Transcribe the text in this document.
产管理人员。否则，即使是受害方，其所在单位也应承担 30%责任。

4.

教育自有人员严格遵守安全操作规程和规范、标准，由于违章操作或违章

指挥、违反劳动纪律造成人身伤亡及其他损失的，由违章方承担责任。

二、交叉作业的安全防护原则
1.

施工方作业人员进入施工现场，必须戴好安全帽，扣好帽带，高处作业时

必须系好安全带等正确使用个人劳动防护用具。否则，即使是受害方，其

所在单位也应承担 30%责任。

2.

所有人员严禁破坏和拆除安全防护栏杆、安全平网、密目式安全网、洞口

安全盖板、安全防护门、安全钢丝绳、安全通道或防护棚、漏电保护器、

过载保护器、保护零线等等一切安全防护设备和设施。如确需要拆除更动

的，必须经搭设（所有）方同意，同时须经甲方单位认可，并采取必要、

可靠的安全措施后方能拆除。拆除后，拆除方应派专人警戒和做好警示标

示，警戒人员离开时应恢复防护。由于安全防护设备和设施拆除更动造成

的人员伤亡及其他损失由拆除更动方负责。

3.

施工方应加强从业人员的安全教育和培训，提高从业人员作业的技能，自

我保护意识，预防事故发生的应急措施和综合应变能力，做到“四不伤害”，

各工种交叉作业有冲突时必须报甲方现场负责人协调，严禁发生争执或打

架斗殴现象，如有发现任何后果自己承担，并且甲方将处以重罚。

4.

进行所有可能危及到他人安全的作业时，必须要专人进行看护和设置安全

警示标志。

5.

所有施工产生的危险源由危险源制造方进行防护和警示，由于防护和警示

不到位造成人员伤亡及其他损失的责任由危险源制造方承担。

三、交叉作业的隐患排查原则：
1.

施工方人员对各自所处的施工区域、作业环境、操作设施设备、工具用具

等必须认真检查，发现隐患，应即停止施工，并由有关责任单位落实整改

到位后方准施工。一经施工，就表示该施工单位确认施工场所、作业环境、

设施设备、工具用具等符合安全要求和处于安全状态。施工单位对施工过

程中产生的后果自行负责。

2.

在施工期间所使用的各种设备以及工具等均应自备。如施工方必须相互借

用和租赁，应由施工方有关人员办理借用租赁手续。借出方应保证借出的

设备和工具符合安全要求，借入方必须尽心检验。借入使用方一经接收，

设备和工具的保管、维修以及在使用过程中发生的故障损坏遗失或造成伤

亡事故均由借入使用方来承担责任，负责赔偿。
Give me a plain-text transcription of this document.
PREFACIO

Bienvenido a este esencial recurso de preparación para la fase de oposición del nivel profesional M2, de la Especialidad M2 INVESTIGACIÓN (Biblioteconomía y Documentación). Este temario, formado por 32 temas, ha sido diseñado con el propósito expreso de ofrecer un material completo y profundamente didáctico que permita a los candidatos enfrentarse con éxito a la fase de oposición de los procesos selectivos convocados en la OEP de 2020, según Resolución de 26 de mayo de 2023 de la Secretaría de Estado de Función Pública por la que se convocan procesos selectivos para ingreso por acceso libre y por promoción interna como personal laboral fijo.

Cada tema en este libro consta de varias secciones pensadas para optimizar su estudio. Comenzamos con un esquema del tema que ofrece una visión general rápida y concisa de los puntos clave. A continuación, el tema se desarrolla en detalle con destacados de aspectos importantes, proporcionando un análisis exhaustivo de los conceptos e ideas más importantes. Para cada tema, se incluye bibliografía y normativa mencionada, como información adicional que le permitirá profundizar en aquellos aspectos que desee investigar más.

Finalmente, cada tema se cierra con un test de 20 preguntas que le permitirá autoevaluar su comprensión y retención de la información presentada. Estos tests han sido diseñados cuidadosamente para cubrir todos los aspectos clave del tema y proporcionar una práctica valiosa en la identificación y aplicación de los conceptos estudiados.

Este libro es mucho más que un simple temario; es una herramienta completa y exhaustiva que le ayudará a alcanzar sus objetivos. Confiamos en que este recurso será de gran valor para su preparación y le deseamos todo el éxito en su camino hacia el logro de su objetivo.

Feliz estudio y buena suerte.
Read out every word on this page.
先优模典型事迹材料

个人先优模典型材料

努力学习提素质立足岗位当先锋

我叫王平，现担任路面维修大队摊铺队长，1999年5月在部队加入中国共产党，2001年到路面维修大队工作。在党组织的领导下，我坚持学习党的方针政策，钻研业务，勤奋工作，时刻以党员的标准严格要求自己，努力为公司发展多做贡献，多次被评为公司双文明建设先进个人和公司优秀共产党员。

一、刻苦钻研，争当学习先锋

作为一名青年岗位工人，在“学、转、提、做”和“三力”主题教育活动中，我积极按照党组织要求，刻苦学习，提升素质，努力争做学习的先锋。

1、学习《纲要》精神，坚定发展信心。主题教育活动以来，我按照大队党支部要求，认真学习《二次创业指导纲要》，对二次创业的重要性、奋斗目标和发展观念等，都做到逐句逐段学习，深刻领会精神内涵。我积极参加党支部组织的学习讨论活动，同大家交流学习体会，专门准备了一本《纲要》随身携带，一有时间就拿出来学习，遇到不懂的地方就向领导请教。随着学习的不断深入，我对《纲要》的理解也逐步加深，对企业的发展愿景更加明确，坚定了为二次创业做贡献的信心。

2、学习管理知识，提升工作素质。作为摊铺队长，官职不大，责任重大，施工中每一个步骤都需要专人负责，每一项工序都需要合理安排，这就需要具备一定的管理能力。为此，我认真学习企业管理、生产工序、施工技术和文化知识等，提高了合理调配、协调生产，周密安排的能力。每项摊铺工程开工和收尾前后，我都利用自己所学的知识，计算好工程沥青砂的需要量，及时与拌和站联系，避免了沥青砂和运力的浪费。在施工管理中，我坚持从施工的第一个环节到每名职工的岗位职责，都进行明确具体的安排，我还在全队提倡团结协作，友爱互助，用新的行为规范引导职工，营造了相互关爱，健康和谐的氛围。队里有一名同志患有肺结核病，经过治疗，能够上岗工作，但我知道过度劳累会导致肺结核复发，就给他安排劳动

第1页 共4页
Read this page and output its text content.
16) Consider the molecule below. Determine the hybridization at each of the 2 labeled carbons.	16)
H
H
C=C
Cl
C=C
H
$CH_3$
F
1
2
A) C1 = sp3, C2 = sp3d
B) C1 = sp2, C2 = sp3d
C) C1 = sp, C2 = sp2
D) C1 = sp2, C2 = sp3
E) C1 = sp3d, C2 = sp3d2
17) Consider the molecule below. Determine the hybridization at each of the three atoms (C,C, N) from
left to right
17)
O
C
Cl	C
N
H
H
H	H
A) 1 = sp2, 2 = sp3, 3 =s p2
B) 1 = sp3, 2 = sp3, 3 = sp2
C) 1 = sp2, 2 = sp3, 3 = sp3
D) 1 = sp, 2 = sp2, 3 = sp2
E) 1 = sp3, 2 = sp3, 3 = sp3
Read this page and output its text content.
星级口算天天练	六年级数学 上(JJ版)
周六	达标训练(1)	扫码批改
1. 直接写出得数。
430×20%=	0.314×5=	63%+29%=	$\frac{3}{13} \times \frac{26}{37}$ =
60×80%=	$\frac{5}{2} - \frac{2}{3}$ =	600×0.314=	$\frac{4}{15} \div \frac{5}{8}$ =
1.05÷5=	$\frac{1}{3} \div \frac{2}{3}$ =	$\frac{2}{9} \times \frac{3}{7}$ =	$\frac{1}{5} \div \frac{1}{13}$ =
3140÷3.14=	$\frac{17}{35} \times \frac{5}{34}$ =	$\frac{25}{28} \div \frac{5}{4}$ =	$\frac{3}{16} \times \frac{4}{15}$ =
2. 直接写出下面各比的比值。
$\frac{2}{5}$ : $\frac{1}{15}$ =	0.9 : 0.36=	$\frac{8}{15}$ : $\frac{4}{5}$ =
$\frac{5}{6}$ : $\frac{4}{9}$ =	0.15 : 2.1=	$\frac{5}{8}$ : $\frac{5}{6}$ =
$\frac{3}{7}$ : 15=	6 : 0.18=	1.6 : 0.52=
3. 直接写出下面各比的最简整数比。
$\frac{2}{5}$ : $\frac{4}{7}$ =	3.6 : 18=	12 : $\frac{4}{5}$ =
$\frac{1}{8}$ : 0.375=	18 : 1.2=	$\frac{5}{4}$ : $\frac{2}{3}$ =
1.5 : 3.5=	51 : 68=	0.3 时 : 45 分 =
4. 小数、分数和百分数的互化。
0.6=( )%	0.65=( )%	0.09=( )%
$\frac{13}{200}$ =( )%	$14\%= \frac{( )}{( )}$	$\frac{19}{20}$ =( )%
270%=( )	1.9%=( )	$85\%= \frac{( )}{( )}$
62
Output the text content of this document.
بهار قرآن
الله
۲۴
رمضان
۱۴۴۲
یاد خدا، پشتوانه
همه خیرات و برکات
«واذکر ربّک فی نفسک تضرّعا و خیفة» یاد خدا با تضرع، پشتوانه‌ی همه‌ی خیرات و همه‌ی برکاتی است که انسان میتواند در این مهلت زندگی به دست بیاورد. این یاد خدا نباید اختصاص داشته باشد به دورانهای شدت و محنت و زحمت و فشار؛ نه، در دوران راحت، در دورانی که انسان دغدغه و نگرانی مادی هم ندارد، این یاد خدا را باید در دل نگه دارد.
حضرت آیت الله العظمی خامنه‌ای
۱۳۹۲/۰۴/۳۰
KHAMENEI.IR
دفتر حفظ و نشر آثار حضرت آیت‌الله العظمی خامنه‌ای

-*-*-

**Given problem:**
Search the entries for the word "hybridization" and gather every line where it appears.

**Complete response:**
16) Consider the molecule below. Determine the hybridization at each of the 2 labeled carbons.	16)
17) Consider the molecule below. Determine the hybridization at each of the three atoms (C,C, N) from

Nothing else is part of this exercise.